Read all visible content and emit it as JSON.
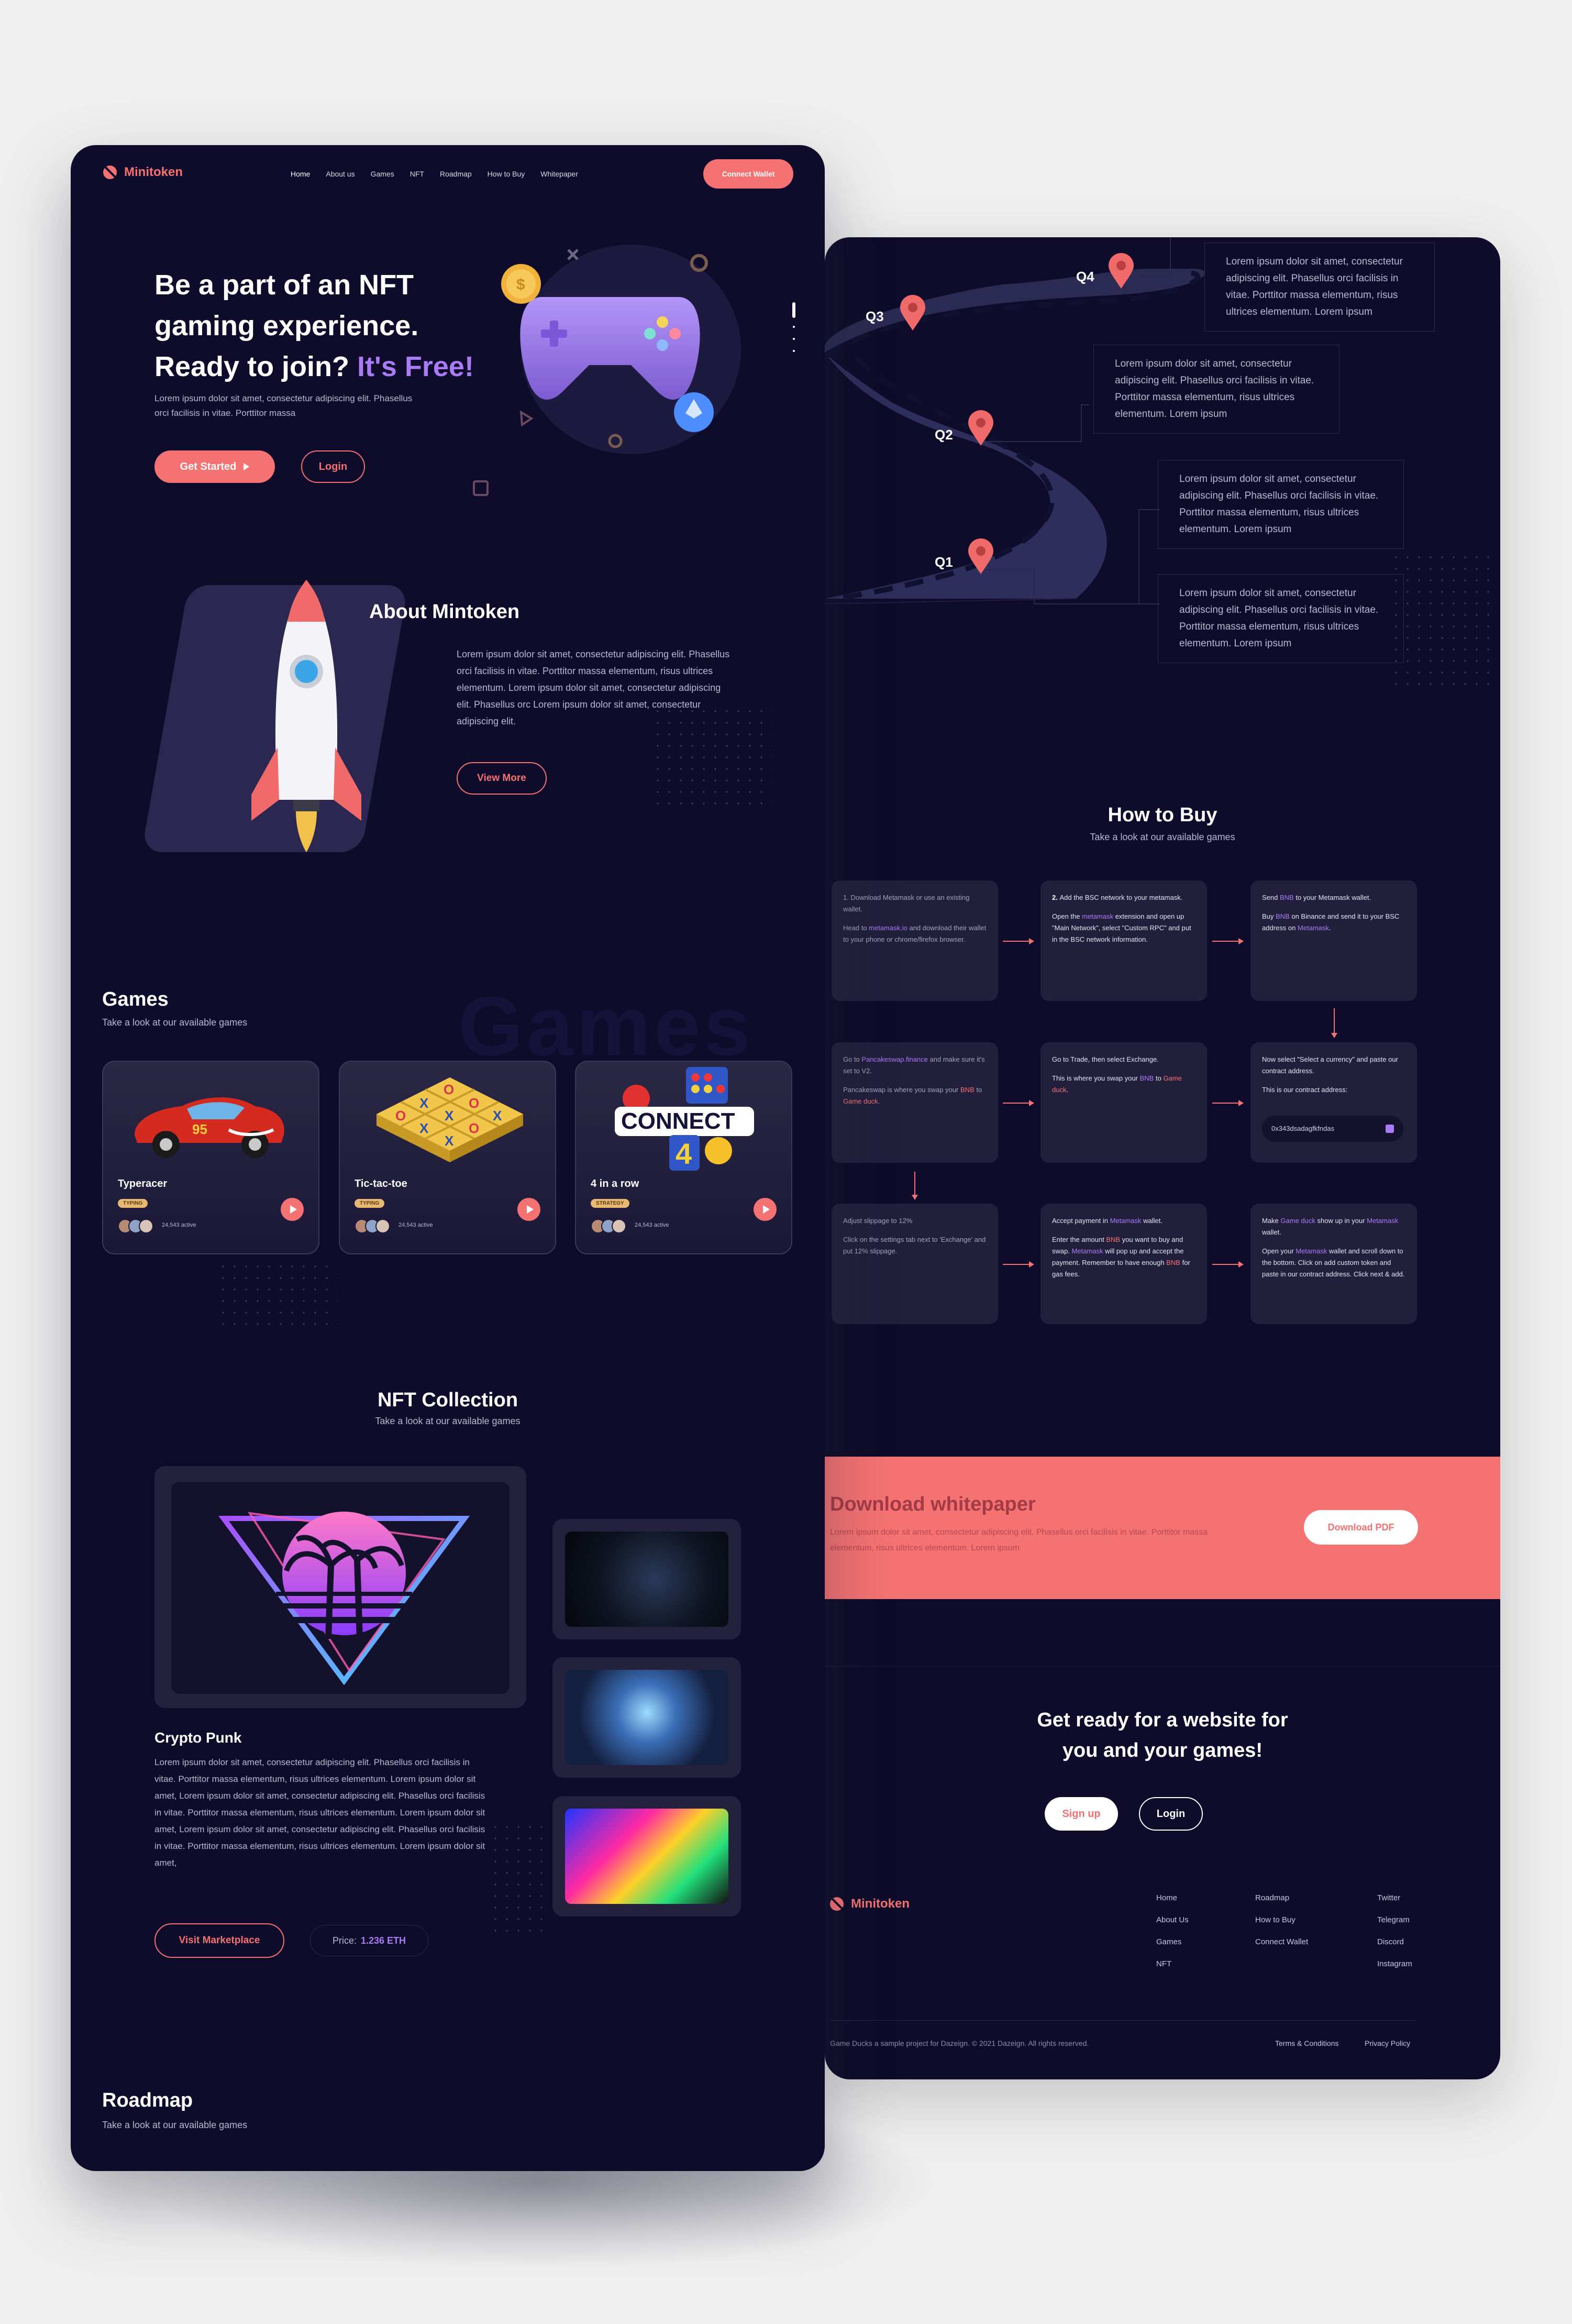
{
  "brand": {
    "name": "Minitoken"
  },
  "nav": {
    "items": [
      "Home",
      "About us",
      "Games",
      "NFT",
      "Roadmap",
      "How to Buy",
      "Whitepaper"
    ],
    "cta": "Connect Wallet"
  },
  "hero": {
    "line1": "Be a part of an NFT",
    "line2": "gaming experience.",
    "line3_plain": "Ready to join?",
    "line3_accent": "It's Free!",
    "body": "Lorem ipsum dolor sit amet, consectetur adipiscing elit. Phasellus orci facilisis in vitae. Porttitor massa",
    "primary": "Get Started",
    "secondary": "Login"
  },
  "about": {
    "title": "About Mintoken",
    "body": "Lorem ipsum dolor sit amet, consectetur adipiscing elit. Phasellus orci facilisis in vitae. Porttitor massa elementum, risus ultrices elementum. Lorem ipsum dolor sit amet, consectetur adipiscing elit. Phasellus orc Lorem ipsum dolor sit amet, consectetur adipiscing elit.",
    "button": "View More"
  },
  "games": {
    "title": "Games",
    "subtitle": "Take a look at our available games",
    "watermark": "Games",
    "cards": [
      {
        "name": "Typeracer",
        "tag": "TYPING",
        "active": "24,543 active"
      },
      {
        "name": "Tic-tac-toe",
        "tag": "TYPING",
        "active": "24,543 active"
      },
      {
        "name": "4 in a row",
        "tag": "STRATEGY",
        "active": "24,543 active"
      }
    ]
  },
  "nft": {
    "title": "NFT Collection",
    "subtitle": "Take a look at our available games",
    "item_title": "Crypto Punk",
    "item_body": "Lorem ipsum dolor sit amet, consectetur adipiscing elit. Phasellus orci facilisis in vitae. Porttitor massa elementum, risus ultrices elementum. Lorem ipsum dolor sit amet, Lorem ipsum dolor sit amet, consectetur adipiscing elit. Phasellus orci facilisis in vitae. Porttitor massa elementum, risus ultrices elementum. Lorem ipsum dolor sit amet, Lorem ipsum dolor sit amet, consectetur adipiscing elit. Phasellus orci facilisis in vitae. Porttitor massa elementum, risus ultrices elementum. Lorem ipsum dolor sit amet,",
    "marketplace": "Visit Marketplace",
    "price_label": "Price:",
    "price_value": "1.236 ETH"
  },
  "roadmap": {
    "title": "Roadmap",
    "subtitle": "Take a look at our available games",
    "quarters": [
      "Q1",
      "Q2",
      "Q3",
      "Q4"
    ],
    "box_text": "Lorem ipsum dolor sit amet, consectetur adipiscing elit. Phasellus orci facilisis in vitae. Porttitor massa elementum, risus ultrices elementum. Lorem ipsum"
  },
  "howto": {
    "title": "How to Buy",
    "subtitle": "Take a look at our available games",
    "contract": "0x343dsadagfkfndas"
  },
  "whitepaper": {
    "title": "Download whitepaper",
    "body": "Lorem ipsum dolor sit amet, consectetur adipiscing elit. Phasellus orci facilisis in vitae. Porttitor massa elementum, risus ultrices elementum. Lorem ipsum",
    "button": "Download PDF"
  },
  "cta": {
    "line1": "Get ready for a website for",
    "line2": "you and your games!",
    "signup": "Sign up",
    "login": "Login"
  },
  "footer": {
    "col1": [
      "Home",
      "About Us",
      "Games",
      "NFT"
    ],
    "col2": [
      "Roadmap",
      "How to Buy",
      "Connect Wallet"
    ],
    "col3": [
      "Twitter",
      "Telegram",
      "Discord",
      "Instagram"
    ],
    "copyright": "Game Ducks a sample project for Dazeign. © 2021 Dazeign. All rights reserved.",
    "terms": "Terms & Conditions",
    "privacy": "Privacy Policy"
  },
  "colors": {
    "bg": "#0e0c2a",
    "coral": "#f47272",
    "purple": "#a97cf5",
    "card": "#221f3d"
  }
}
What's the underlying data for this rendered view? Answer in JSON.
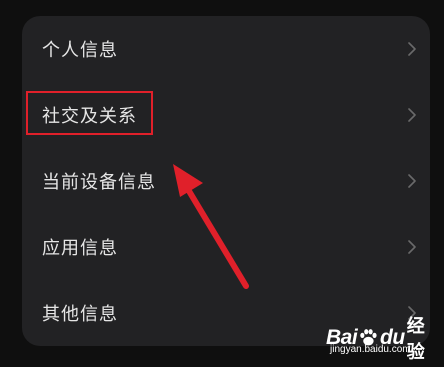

WRITTEN PROBLEM:
Check each line of the data above for the word "adipiscing", then state how many lines have it. Give the number alone.

FINISHED EXERCISE:
5